Aim: Restate all of the entries exactly, dropping any pictures they hold.

***** Exercise input *****

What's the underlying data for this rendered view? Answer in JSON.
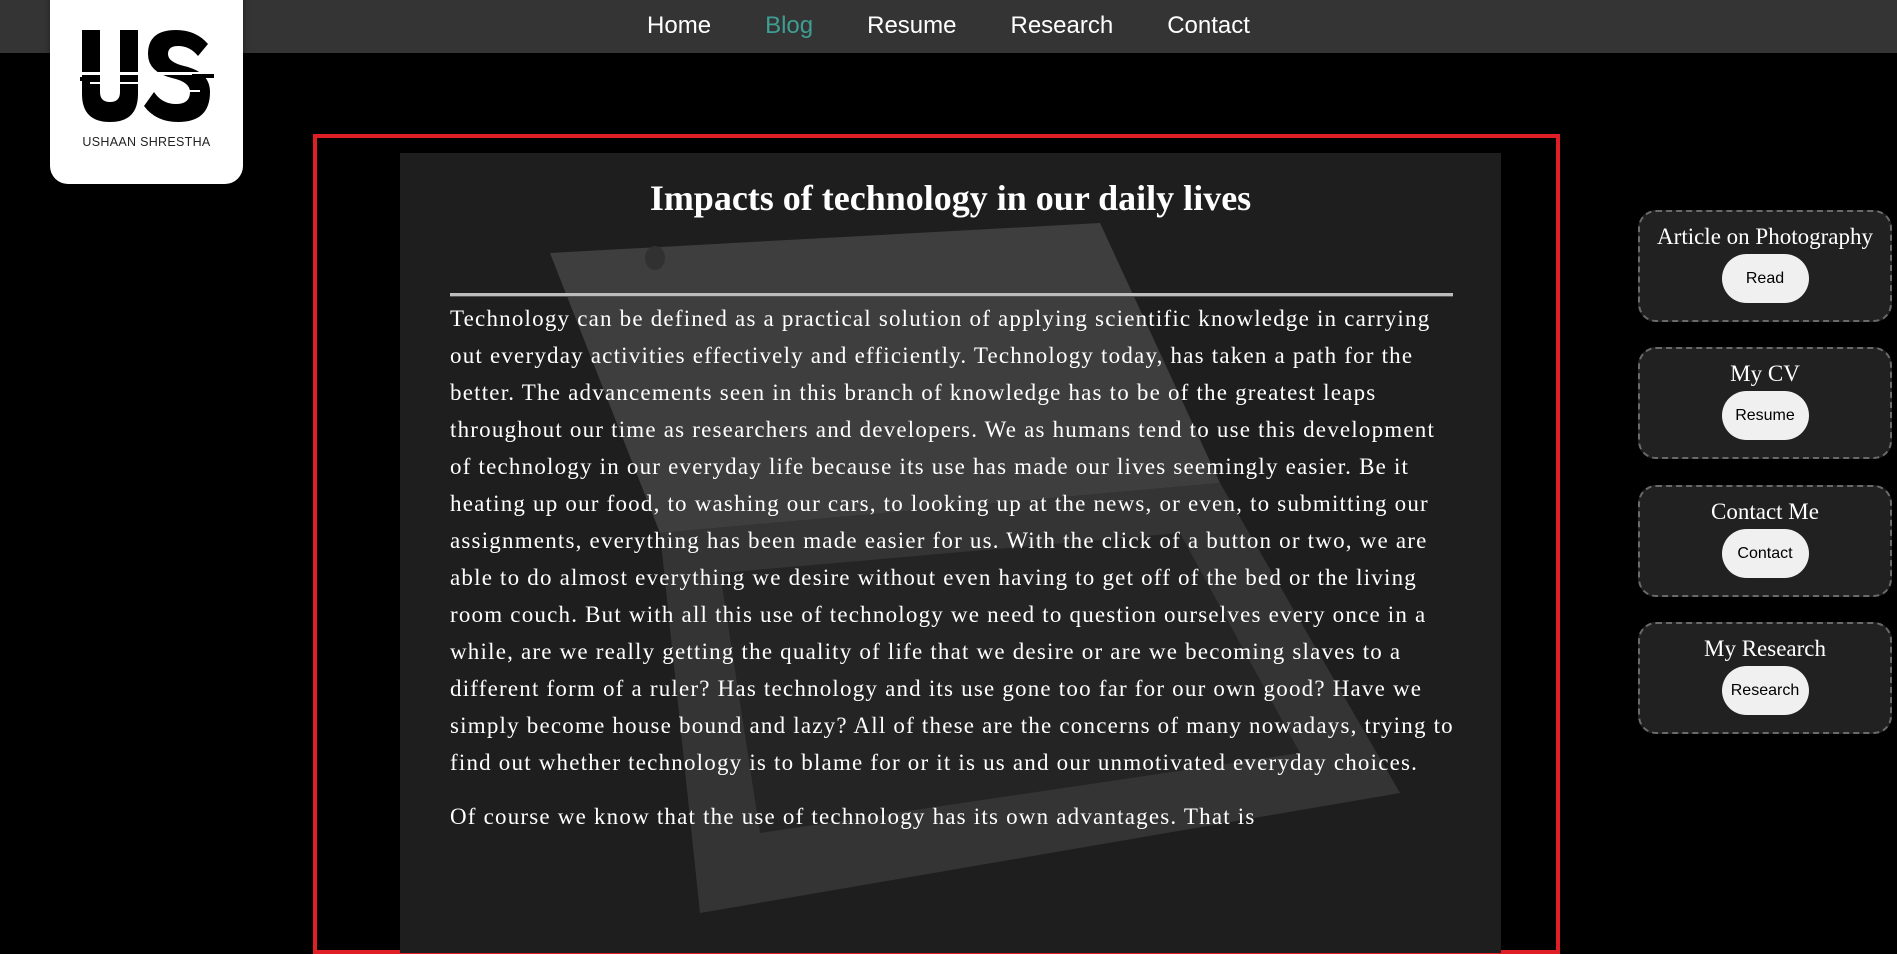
{
  "nav": {
    "items": [
      {
        "label": "Home",
        "active": false
      },
      {
        "label": "Blog",
        "active": true
      },
      {
        "label": "Resume",
        "active": false
      },
      {
        "label": "Research",
        "active": false
      },
      {
        "label": "Contact",
        "active": false
      }
    ],
    "active_color": "#3f9e94"
  },
  "logo": {
    "monogram": "US",
    "name": "USHAAN SHRESTHA"
  },
  "article": {
    "title": "Impacts of technology in our daily lives",
    "paragraphs": [
      "Technology can be defined as a practical solution of applying scientific knowledge in carrying out everyday activities effectively and efficiently. Technology today, has taken a path for the better. The advancements seen in this branch of knowledge has to be of the greatest leaps throughout our time as researchers and developers. We as humans tend to use this development of technology in our everyday life because its use has made our lives seemingly easier. Be it heating up our food, to washing our cars, to looking up at the news, or even, to submitting our assignments, everything has been made easier for us. With the click of a button or two, we are able to do almost everything we desire without even having to get off of the bed or the living room couch. But with all this use of technology we need to question ourselves every once in a while, are we really getting the quality of life that we desire or are we becoming slaves to a different form of a ruler? Has technology and its use gone too far for our own good? Have we simply become house bound and lazy? All of these are the concerns of many nowadays, trying to find out whether technology is to blame for or it is us and our unmotivated everyday choices.",
      "Of course we know that the use of technology has its own advantages. That is"
    ]
  },
  "sidebar": {
    "cards": [
      {
        "title": "Article on Photography",
        "button": "Read"
      },
      {
        "title": "My CV",
        "button": "Resume"
      },
      {
        "title": "Contact Me",
        "button": "Contact"
      },
      {
        "title": "My Research",
        "button": "Research"
      }
    ]
  },
  "colors": {
    "navbar_bg": "#333433",
    "page_bg": "#000000",
    "highlight_frame": "#e01e26",
    "card_bg": "#1e1e1e"
  }
}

*****

Response below:
What's the underlying data for this rendered view? Answer in JSON.
{
  "nav": {
    "items": [
      {
        "label": "Home",
        "active": false
      },
      {
        "label": "Blog",
        "active": true
      },
      {
        "label": "Resume",
        "active": false
      },
      {
        "label": "Research",
        "active": false
      },
      {
        "label": "Contact",
        "active": false
      }
    ],
    "active_color": "#3f9e94"
  },
  "logo": {
    "monogram": "US",
    "name": "USHAAN SHRESTHA"
  },
  "article": {
    "title": "Impacts of technology in our daily lives",
    "paragraphs": [
      "Technology can be defined as a practical solution of applying scientific knowledge in carrying out everyday activities effectively and efficiently. Technology today, has taken a path for the better. The advancements seen in this branch of knowledge has to be of the greatest leaps throughout our time as researchers and developers. We as humans tend to use this development of technology in our everyday life because its use has made our lives seemingly easier. Be it heating up our food, to washing our cars, to looking up at the news, or even, to submitting our assignments, everything has been made easier for us. With the click of a button or two, we are able to do almost everything we desire without even having to get off of the bed or the living room couch. But with all this use of technology we need to question ourselves every once in a while, are we really getting the quality of life that we desire or are we becoming slaves to a different form of a ruler? Has technology and its use gone too far for our own good? Have we simply become house bound and lazy? All of these are the concerns of many nowadays, trying to find out whether technology is to blame for or it is us and our unmotivated everyday choices.",
      "Of course we know that the use of technology has its own advantages. That is"
    ]
  },
  "sidebar": {
    "cards": [
      {
        "title": "Article on Photography",
        "button": "Read"
      },
      {
        "title": "My CV",
        "button": "Resume"
      },
      {
        "title": "Contact Me",
        "button": "Contact"
      },
      {
        "title": "My Research",
        "button": "Research"
      }
    ]
  },
  "colors": {
    "navbar_bg": "#333433",
    "page_bg": "#000000",
    "highlight_frame": "#e01e26",
    "card_bg": "#1e1e1e"
  }
}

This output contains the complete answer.